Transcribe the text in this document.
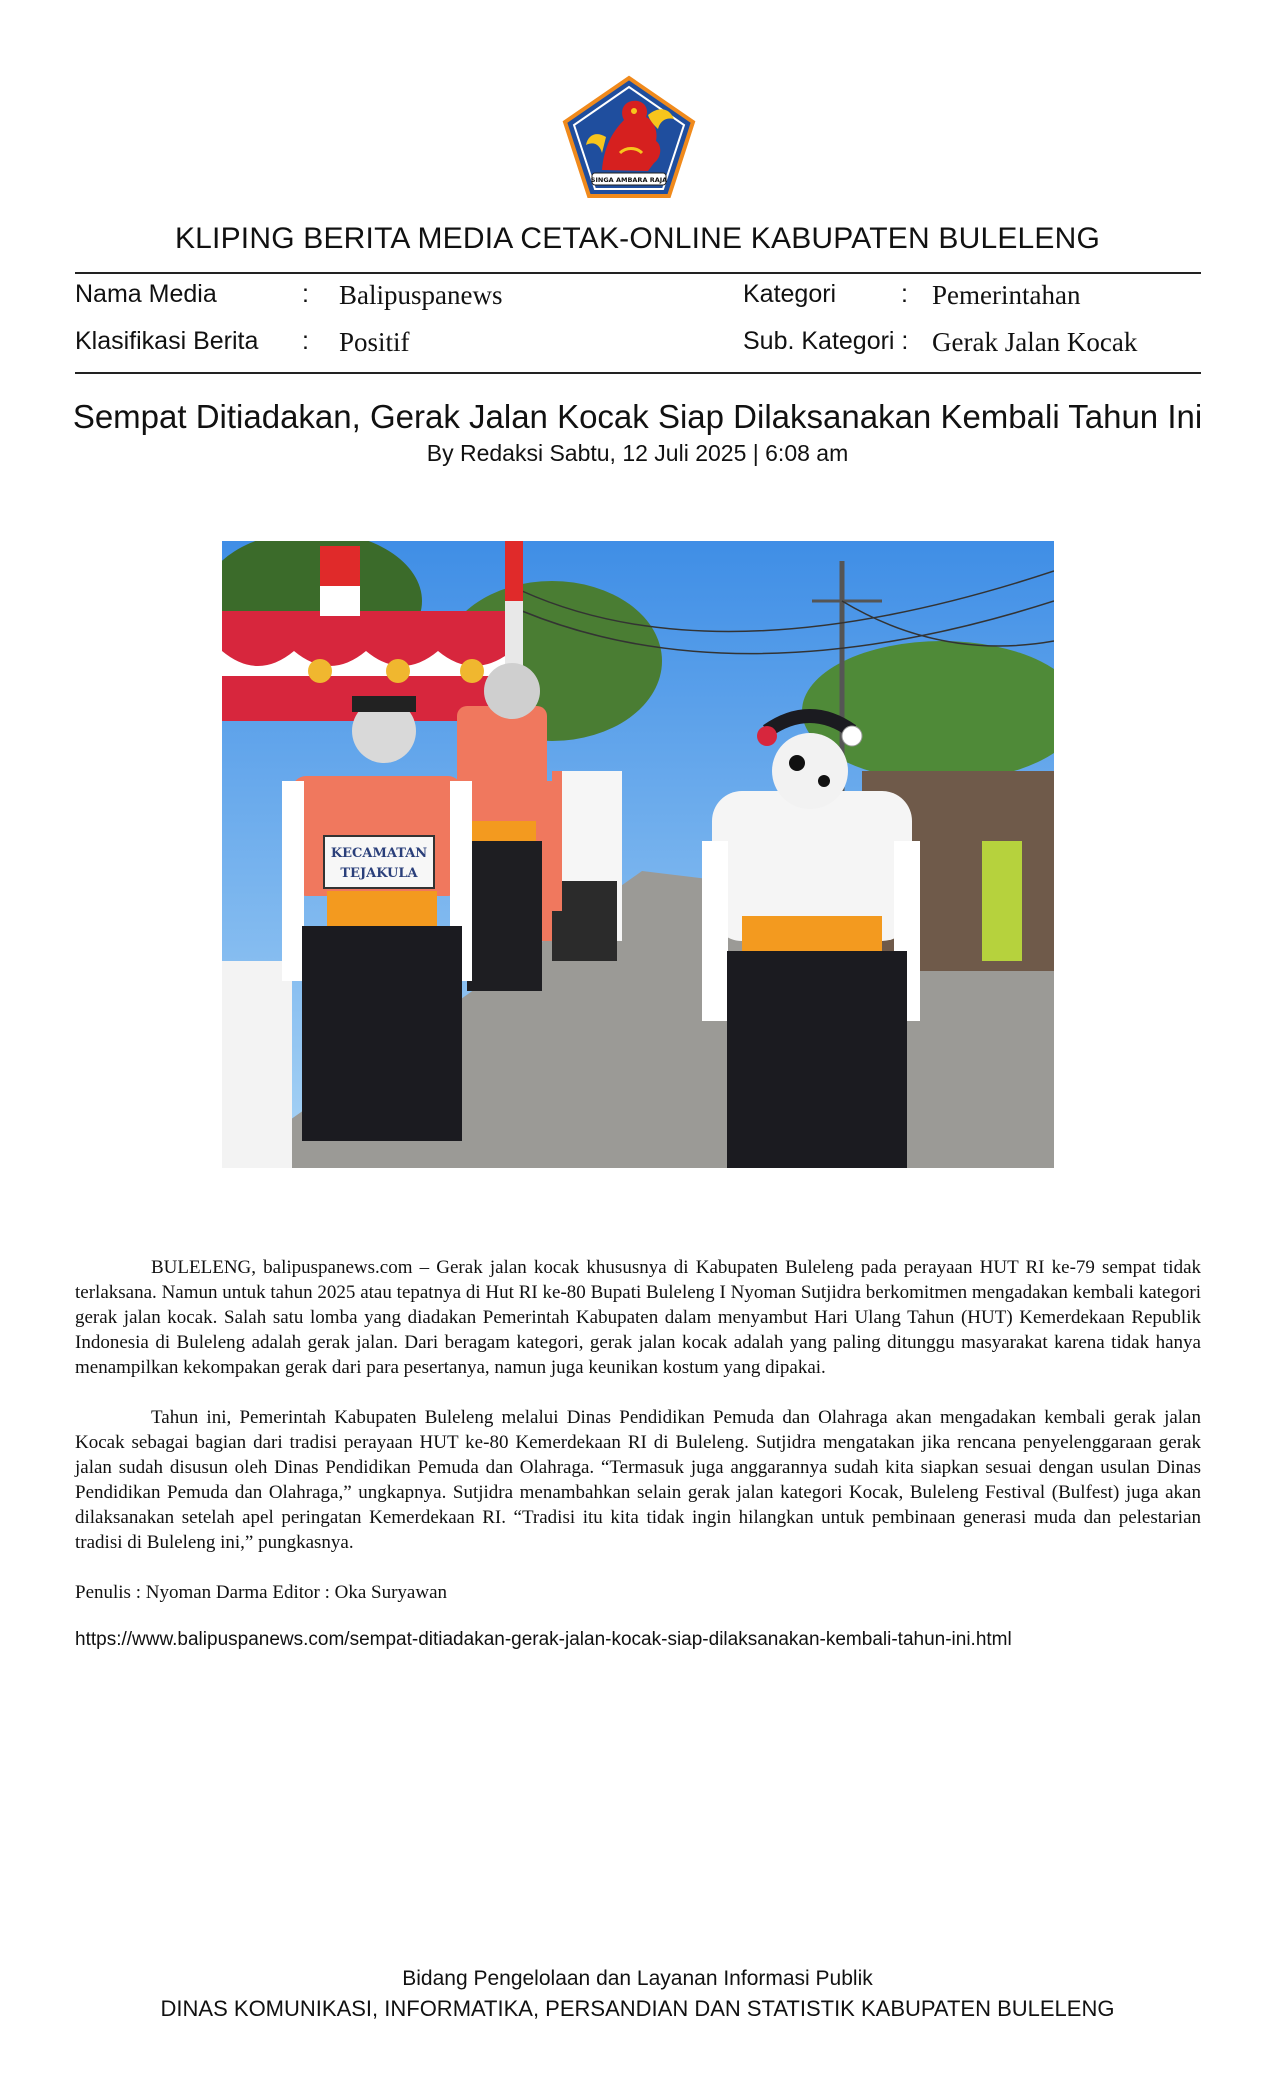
SINGA AMBARA RAJA
KLIPING BERITA MEDIA CETAK-ONLINE KABUPATEN BULELENG
Nama Media	: Balipuspanews	Kategori	: Pemerintahan
Klasifikasi Berita : Positif	Sub. Kategori : Gerak Jalan Kocak
Sempat Ditiadakan, Gerak Jalan Kocak Siap Dilaksanakan Kembali Tahun Ini
By Redaksi Sabtu, 12 Juli 2025 | 6:08 am
KECAMATAN
TEJAKULA

BULELENG, balipuspanews.com – Gerak jalan kocak khususnya di Kabupaten Buleleng pada perayaan HUT RI ke-79 sempat tidak terlaksana. Namun untuk tahun 2025 atau tepatnya di Hut RI ke-80 Bupati Buleleng I Nyoman Sutjidra berkomitmen mengadakan kembali kategori gerak jalan kocak. Salah satu lomba yang diadakan Pemerintah Kabupaten dalam menyambut Hari Ulang Tahun (HUT) Kemerdekaan Republik Indonesia di Buleleng adalah gerak jalan. Dari beragam kategori, gerak jalan kocak adalah yang paling ditunggu masyarakat karena tidak hanya menampilkan kekompakan gerak dari para pesertanya, namun juga keunikan kostum yang dipakai.

Tahun ini, Pemerintah Kabupaten Buleleng melalui Dinas Pendidikan Pemuda dan Olahraga akan mengadakan kembali gerak jalan Kocak sebagai bagian dari tradisi perayaan HUT ke-80 Kemerdekaan RI di Buleleng. Sutjidra mengatakan jika rencana penyelenggaraan gerak jalan sudah disusun oleh Dinas Pendidikan Pemuda dan Olahraga. “Termasuk juga anggarannya sudah kita siapkan sesuai dengan usulan Dinas Pendidikan Pemuda dan Olahraga,” ungkapnya. Sutjidra menambahkan selain gerak jalan kategori Kocak, Buleleng Festival (Bulfest) juga akan dilaksanakan setelah apel peringatan Kemerdekaan RI. “Tradisi itu kita tidak ingin hilangkan untuk pembinaan generasi muda dan pelestarian tradisi di Buleleng ini,” pungkasnya.

Penulis : Nyoman Darma Editor : Oka Suryawan
https://www.balipuspanews.com/sempat-ditiadakan-gerak-jalan-kocak-siap-dilaksanakan-kembali-tahun-ini.html
Bidang Pengelolaan dan Layanan Informasi Publik
DINAS KOMUNIKASI, INFORMATIKA, PERSANDIAN DAN STATISTIK KABUPATEN BULELENG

----

What is asked. Retype the whole listing exactly and leave the pictures out.

Response for this exercise.
Transcribe the text in this document.
SINGA AMBARA RAJA
KLIPING BERITA MEDIA CETAK-ONLINE KABUPATEN BULELENG
Nama Media	: Balipuspanews	Kategori	: Pemerintahan
Klasifikasi Berita : Positif	Sub. Kategori : Gerak Jalan Kocak
Sempat Ditiadakan, Gerak Jalan Kocak Siap Dilaksanakan Kembali Tahun Ini
By Redaksi Sabtu, 12 Juli 2025 | 6:08 am
KECAMATAN
TEJAKULA

BULELENG, balipuspanews.com – Gerak jalan kocak khususnya di Kabupaten Buleleng pada perayaan HUT RI ke-79 sempat tidak terlaksana. Namun untuk tahun 2025 atau tepatnya di Hut RI ke-80 Bupati Buleleng I Nyoman Sutjidra berkomitmen mengadakan kembali kategori gerak jalan kocak. Salah satu lomba yang diadakan Pemerintah Kabupaten dalam menyambut Hari Ulang Tahun (HUT) Kemerdekaan Republik Indonesia di Buleleng adalah gerak jalan. Dari beragam kategori, gerak jalan kocak adalah yang paling ditunggu masyarakat karena tidak hanya menampilkan kekompakan gerak dari para pesertanya, namun juga keunikan kostum yang dipakai.

Tahun ini, Pemerintah Kabupaten Buleleng melalui Dinas Pendidikan Pemuda dan Olahraga akan mengadakan kembali gerak jalan Kocak sebagai bagian dari tradisi perayaan HUT ke-80 Kemerdekaan RI di Buleleng. Sutjidra mengatakan jika rencana penyelenggaraan gerak jalan sudah disusun oleh Dinas Pendidikan Pemuda dan Olahraga. “Termasuk juga anggarannya sudah kita siapkan sesuai dengan usulan Dinas Pendidikan Pemuda dan Olahraga,” ungkapnya. Sutjidra menambahkan selain gerak jalan kategori Kocak, Buleleng Festival (Bulfest) juga akan dilaksanakan setelah apel peringatan Kemerdekaan RI. “Tradisi itu kita tidak ingin hilangkan untuk pembinaan generasi muda dan pelestarian tradisi di Buleleng ini,” pungkasnya.

Penulis : Nyoman Darma Editor : Oka Suryawan
https://www.balipuspanews.com/sempat-ditiadakan-gerak-jalan-kocak-siap-dilaksanakan-kembali-tahun-ini.html
Bidang Pengelolaan dan Layanan Informasi Publik
DINAS KOMUNIKASI, INFORMATIKA, PERSANDIAN DAN STATISTIK KABUPATEN BULELENG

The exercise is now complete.